INSTRUCTION
Reproduce the records below in full and exactly, without their images.

• • • •

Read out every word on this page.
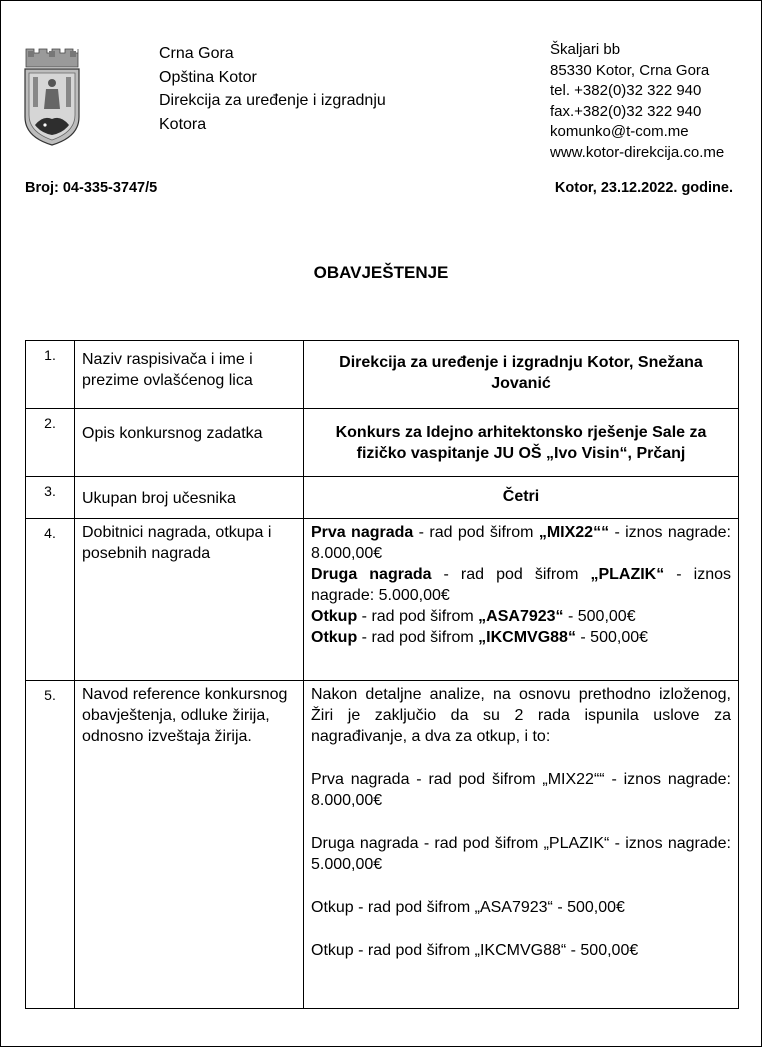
Crna Gora
Opština Kotor
Direkcija za uređenje i izgradnju
Kotora
Škaljari bb
85330 Kotor, Crna Gora
tel. +382(0)32 322 940
fax.+382(0)32 322 940
komunko@t-com.me
www.kotor-direkcija.co.me
Broj: 04-335-3747/5	Kotor, 23.12.2022. godine.
OBAVJEŠTENJE
1.	Naziv raspisivača i ime i prezime ovlašćenog lica	Direkcija za uređenje i izgradnju Kotor, Snežana Jovanić
2.	Opis konkursnog zadatka	Konkurs za Idejno arhitektonsko rješenje Sale za fizičko vaspitanje JU OŠ „Ivo Visin“, Prčanj
3.	Ukupan broj učesnika	Četri
4.	Dobitnici nagrada, otkupa i posebnih nagrada	Prva nagrada - rad pod šifrom „MIX22““ - iznos nagrade: 8.000,00€

Druga nagrada - rad pod šifrom „PLAZIK“ - iznos nagrade: 5.000,00€

Otkup - rad pod šifrom „ASA7923“ - 500,00€

Otkup - rad pod šifrom „IKCMVG88“ - 500,00€

5.	Navod reference konkursnog obavještenja, odluke žirija, odnosno izveštaja žirija.	Nakon detaljne analize, na osnovu prethodno izloženog, Žiri je zaključio da su 2 rada ispunila uslove za nagrađivanje, a dva za otkup, i to:

Prva nagrada - rad pod šifrom „MIX22““ - iznos nagrade: 8.000,00€

Druga nagrada - rad pod šifrom „PLAZIK“ - iznos nagrade: 5.000,00€

Otkup - rad pod šifrom „ASA7923“ - 500,00€

Otkup - rad pod šifrom „IKCMVG88“ - 500,00€
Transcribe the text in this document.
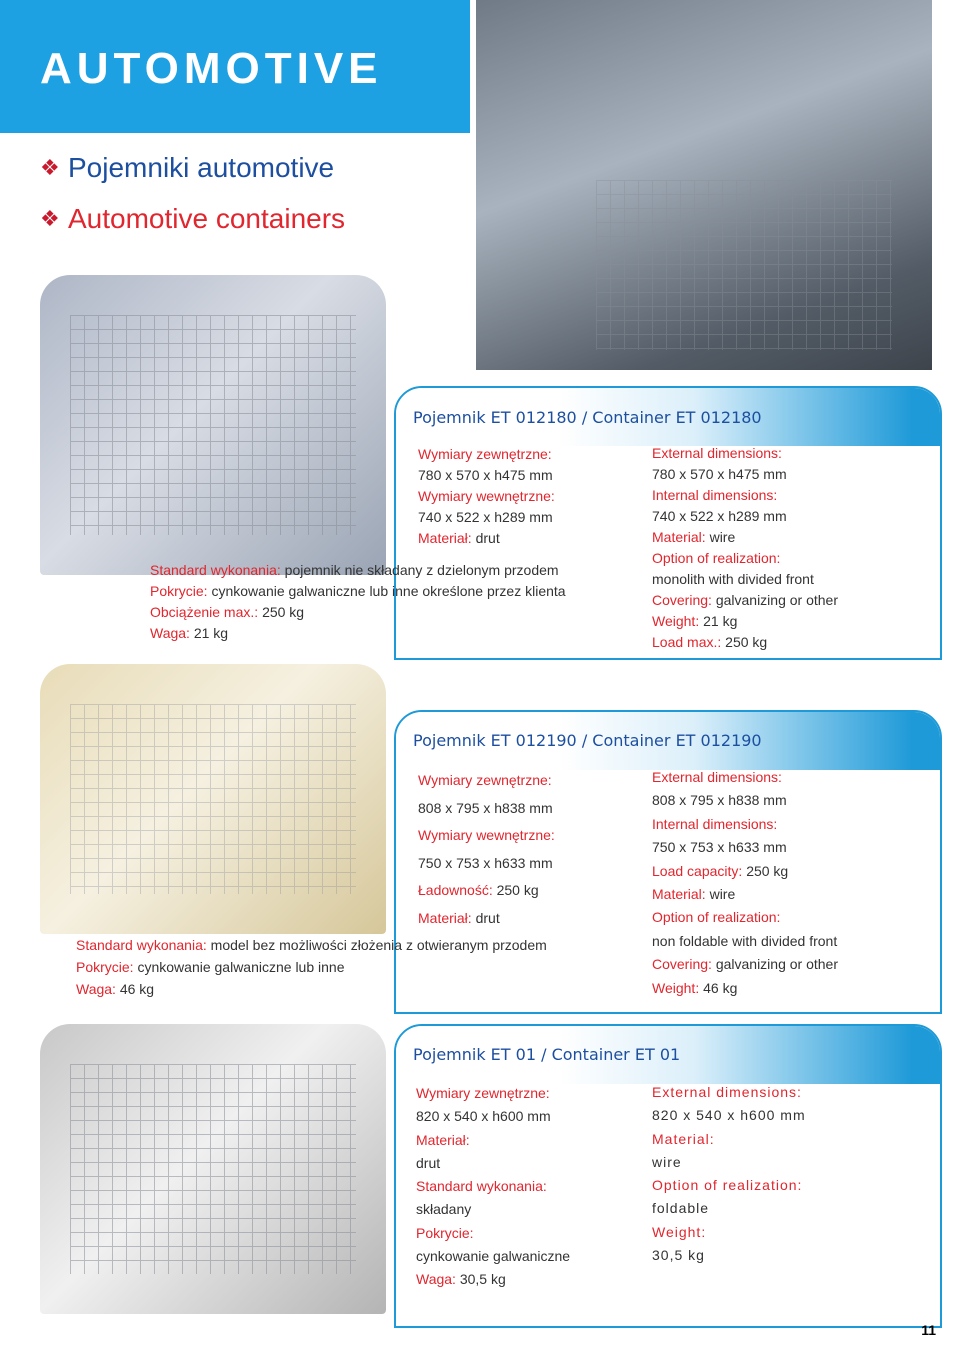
AUTOMOTIVE
❖ Pojemniki automotive
❖ Automotive containers
Pojemnik ET 012180 / Container ET 012180
Wymiary zewnętrzne:
780 x 570 x h475 mm
Wymiary wewnętrzne:
740 x 522 x h289 mm
Materiał: drut
Standard wykonania: pojemnik nie składany z dzielonym przodem
Pokrycie: cynkowanie galwaniczne lub inne określone przez klienta
Obciążenie max.: 250 kg
Waga: 21 kg
External dimensions:
780 x 570 x h475 mm
Internal dimensions:
740 x 522 x h289 mm
Material: wire
Option of realization:
monolith with divided front
Covering: galvanizing or other
Weight: 21 kg
Load max.: 250 kg
Pojemnik ET 012190 / Container ET 012190
Wymiary zewnętrzne:
808 x 795 x h838 mm
Wymiary wewnętrzne:
750 x 753 x h633 mm
Ładowność: 250 kg
Materiał: drut
Standard wykonania: model bez możliwości złożenia z otwieranym przodem
Pokrycie: cynkowanie galwaniczne lub inne
Waga: 46 kg
External dimensions:
808 x 795 x h838 mm
Internal dimensions:
750 x 753 x h633 mm
Load capacity: 250 kg
Material: wire
Option of realization:
non foldable with divided front
Covering: galvanizing or other
Weight: 46 kg
Pojemnik ET 01 / Container ET 01
Wymiary zewnętrzne:
820 x 540 x h600 mm
Materiał:
drut
Standard wykonania:
składany
Pokrycie:
cynkowanie galwaniczne
Waga: 30,5 kg
External dimensions:
820 x 540 x h600 mm
Material:
wire
Option of realization:
foldable
Weight:
30,5 kg
11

• • • •

RESPONSE FOR THIS EXERCISE
Read out every word on this page.
Crna Gora
Opština Kotor
Direkcija za uređenje i izgradnju
Kotora
Škaljari bb
85330 Kotor, Crna Gora
tel. +382(0)32 322 940
fax.+382(0)32 322 940
komunko@t-com.me
www.kotor-direkcija.co.me
Broj: 04-335-3747/5	Kotor, 23.12.2022. godine.
OBAVJEŠTENJE
1.	Naziv raspisivača i ime i prezime ovlašćenog lica	Direkcija za uređenje i izgradnju Kotor, Snežana Jovanić
2.	Opis konkursnog zadatka	Konkurs za Idejno arhitektonsko rješenje Sale za fizičko vaspitanje JU OŠ „Ivo Visin“, Prčanj
3.	Ukupan broj učesnika	Četri
4.	Dobitnici nagrada, otkupa i posebnih nagrada	Prva nagrada - rad pod šifrom „MIX22““ - iznos nagrade: 8.000,00€

Druga nagrada - rad pod šifrom „PLAZIK“ - iznos nagrade: 5.000,00€

Otkup - rad pod šifrom „ASA7923“ - 500,00€

Otkup - rad pod šifrom „IKCMVG88“ - 500,00€

5.	Navod reference konkursnog obavještenja, odluke žirija, odnosno izveštaja žirija.	Nakon detaljne analize, na osnovu prethodno izloženog, Žiri je zaključio da su 2 rada ispunila uslove za nagrađivanje, a dva za otkup, i to:

Prva nagrada - rad pod šifrom „MIX22““ - iznos nagrade: 8.000,00€

Druga nagrada - rad pod šifrom „PLAZIK“ - iznos nagrade: 5.000,00€

Otkup - rad pod šifrom „ASA7923“ - 500,00€

Otkup - rad pod šifrom „IKCMVG88“ - 500,00€
Transcribe the text in this document.
AUTOMOTIVE
❖ Pojemniki automotive
❖ Automotive containers
Pojemnik ET 012180 / Container ET 012180
Wymiary zewnętrzne:
780 x 570 x h475 mm
Wymiary wewnętrzne:
740 x 522 x h289 mm
Materiał: drut
Standard wykonania: pojemnik nie składany z dzielonym przodem
Pokrycie: cynkowanie galwaniczne lub inne określone przez klienta
Obciążenie max.: 250 kg
Waga: 21 kg
External dimensions:
780 x 570 x h475 mm
Internal dimensions:
740 x 522 x h289 mm
Material: wire
Option of realization:
monolith with divided front
Covering: galvanizing or other
Weight: 21 kg
Load max.: 250 kg
Pojemnik ET 012190 / Container ET 012190
Wymiary zewnętrzne:
808 x 795 x h838 mm
Wymiary wewnętrzne:
750 x 753 x h633 mm
Ładowność: 250 kg
Materiał: drut
Standard wykonania: model bez możliwości złożenia z otwieranym przodem
Pokrycie: cynkowanie galwaniczne lub inne
Waga: 46 kg
External dimensions:
808 x 795 x h838 mm
Internal dimensions:
750 x 753 x h633 mm
Load capacity: 250 kg
Material: wire
Option of realization:
non foldable with divided front
Covering: galvanizing or other
Weight: 46 kg
Pojemnik ET 01 / Container ET 01
Wymiary zewnętrzne:
820 x 540 x h600 mm
Materiał:
drut
Standard wykonania:
składany
Pokrycie:
cynkowanie galwaniczne
Waga: 30,5 kg
External dimensions:
820 x 540 x h600 mm
Material:
wire
Option of realization:
foldable
Weight:
30,5 kg
11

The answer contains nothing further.